## Information shown
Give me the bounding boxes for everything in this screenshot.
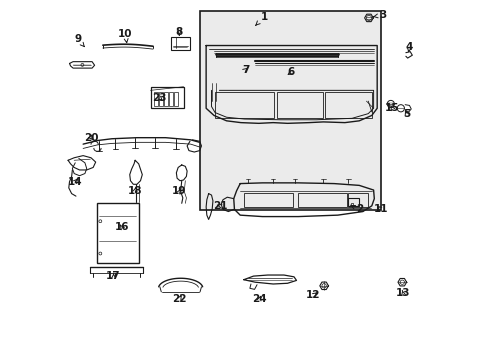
Bar	[276, 93, 323, 118]
Text: 13: 13	[395, 288, 409, 298]
Bar	[325, 93, 371, 118]
Text: 12: 12	[305, 291, 320, 301]
Text: 2: 2	[349, 204, 362, 215]
Bar	[97, 203, 139, 263]
Text: 10: 10	[118, 29, 132, 42]
Text: 16: 16	[114, 222, 129, 232]
Text: 5: 5	[402, 109, 409, 119]
Text: 3: 3	[373, 10, 386, 20]
Text: 17: 17	[106, 271, 121, 281]
Bar	[164, 92, 168, 106]
Text: 6: 6	[287, 67, 294, 77]
Bar	[154, 92, 158, 106]
Text: 20: 20	[83, 133, 98, 143]
Bar	[171, 37, 189, 50]
Text: 21: 21	[212, 201, 227, 211]
Text: 22: 22	[172, 294, 186, 304]
Text: 14: 14	[68, 177, 82, 187]
Bar	[150, 87, 183, 108]
Bar	[199, 12, 380, 211]
Text: 1: 1	[255, 12, 267, 25]
Text: 11: 11	[373, 204, 388, 215]
Text: 9: 9	[74, 34, 84, 47]
Text: 18: 18	[128, 186, 142, 197]
Bar	[159, 92, 163, 106]
Text: 19: 19	[172, 186, 186, 197]
Text: 15: 15	[384, 103, 399, 113]
Bar	[348, 198, 359, 206]
Text: 23: 23	[152, 93, 166, 103]
Bar	[174, 92, 178, 106]
Bar	[348, 193, 367, 207]
Text: 24: 24	[252, 294, 266, 304]
Text: 8: 8	[175, 27, 183, 37]
Bar	[215, 93, 274, 118]
Bar	[297, 193, 346, 207]
Text: 7: 7	[242, 64, 249, 75]
Text: 4: 4	[405, 42, 412, 52]
Bar	[169, 92, 173, 106]
Bar	[244, 193, 293, 207]
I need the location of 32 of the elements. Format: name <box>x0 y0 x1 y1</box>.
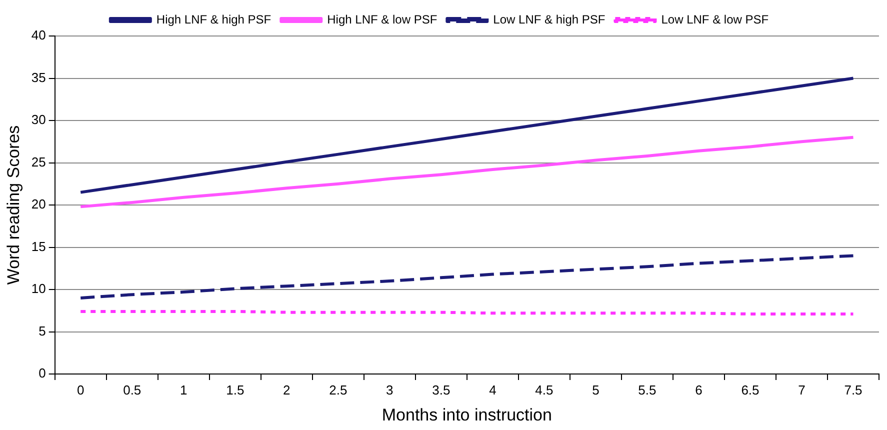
y-tick-label: 15 <box>31 238 46 254</box>
x-tick-label: 1 <box>180 382 188 398</box>
y-tick-label: 30 <box>31 112 46 128</box>
x-axis-title: Months into instruction <box>382 405 552 424</box>
y-tick-label: 25 <box>31 154 46 170</box>
legend-label: High LNF & high PSF <box>156 12 272 26</box>
x-tick-label: 2 <box>283 382 290 398</box>
x-tick-label: 1.5 <box>226 382 244 398</box>
x-tick-label: 5 <box>592 382 600 398</box>
x-tick-label: 3.5 <box>432 382 450 398</box>
y-tick-label: 5 <box>38 323 46 338</box>
legend-label: Low LNF & high PSF <box>493 12 606 26</box>
x-tick-label: 3 <box>386 382 394 398</box>
y-tick-label: 35 <box>31 70 46 85</box>
y-tick-label: 0 <box>38 366 46 381</box>
legend-label: High LNF & low PSF <box>327 12 438 26</box>
x-tick-label: 4 <box>489 382 496 398</box>
x-tick-label: 7.5 <box>844 382 862 398</box>
x-tick-label: 0.5 <box>123 382 142 398</box>
y-tick-label: 10 <box>31 281 46 296</box>
y-tick-label: 20 <box>31 196 46 212</box>
line-series <box>79 254 855 300</box>
x-tick-label: 0 <box>76 382 84 398</box>
x-tick-label: 2.5 <box>329 382 348 398</box>
y-axis-title: Word reading Scores <box>4 125 23 285</box>
x-tick-label: 5.5 <box>638 382 656 398</box>
x-tick-label: 4.5 <box>535 382 554 398</box>
x-tick-label: 6 <box>695 382 702 398</box>
x-tick-label: 7 <box>798 382 806 398</box>
legend-label: Low LNF & low PSF <box>661 12 769 26</box>
x-tick-label: 6.5 <box>741 382 760 398</box>
y-tick-label: 40 <box>31 28 46 43</box>
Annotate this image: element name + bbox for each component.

## Exercise requirements
Swap "Bar" for "Column" throughout the lines that run from the first line through the one containing "I need the location", keeping everything else the same and leaving the pictures out.

## Result for this task
Give me the bounding boxes for everything in this screenshot.
Column	[276, 93, 323, 118]
Text: 13: 13	[395, 288, 409, 298]
Column	[325, 93, 371, 118]
Text: 12: 12	[305, 291, 320, 301]
Text: 2: 2	[349, 204, 362, 215]
Column	[97, 203, 139, 263]
Text: 10: 10	[118, 29, 132, 42]
Text: 16: 16	[114, 222, 129, 232]
Text: 5: 5	[402, 109, 409, 119]
Text: 3: 3	[373, 10, 386, 20]
Text: 17: 17	[106, 271, 121, 281]
Column	[164, 92, 168, 106]
Text: 6: 6	[287, 67, 294, 77]
Column	[154, 92, 158, 106]
Text: 20: 20	[83, 133, 98, 143]
Column	[171, 37, 189, 50]
Text: 21: 21	[212, 201, 227, 211]
Text: 22: 22	[172, 294, 186, 304]
Text: 14: 14	[68, 177, 82, 187]
Column	[150, 87, 183, 108]
Column	[199, 12, 380, 211]
Text: 1: 1	[255, 12, 267, 25]
Text: 11: 11	[373, 204, 388, 215]
Text: 9: 9	[74, 34, 84, 47]
Text: 18: 18	[128, 186, 142, 197]
Column	[159, 92, 163, 106]
Text: 19: 19	[172, 186, 186, 197]
Text: 15: 15	[384, 103, 399, 113]
Column	[348, 198, 359, 206]
Text: 23: 23	[152, 93, 166, 103]
Column	[174, 92, 178, 106]
Column	[348, 193, 367, 207]
Text: 24: 24	[252, 294, 266, 304]
Text: 8: 8	[175, 27, 183, 37]
Column	[215, 93, 274, 118]
Column	[297, 193, 346, 207]
Text: 7: 7	[242, 64, 249, 75]
Text: 4: 4	[405, 42, 412, 52]
Column	[169, 92, 173, 106]
Column	[244, 193, 293, 207]
I need the location of 32 of the elements. Format: name <box>x0 y0 x1 y1</box>.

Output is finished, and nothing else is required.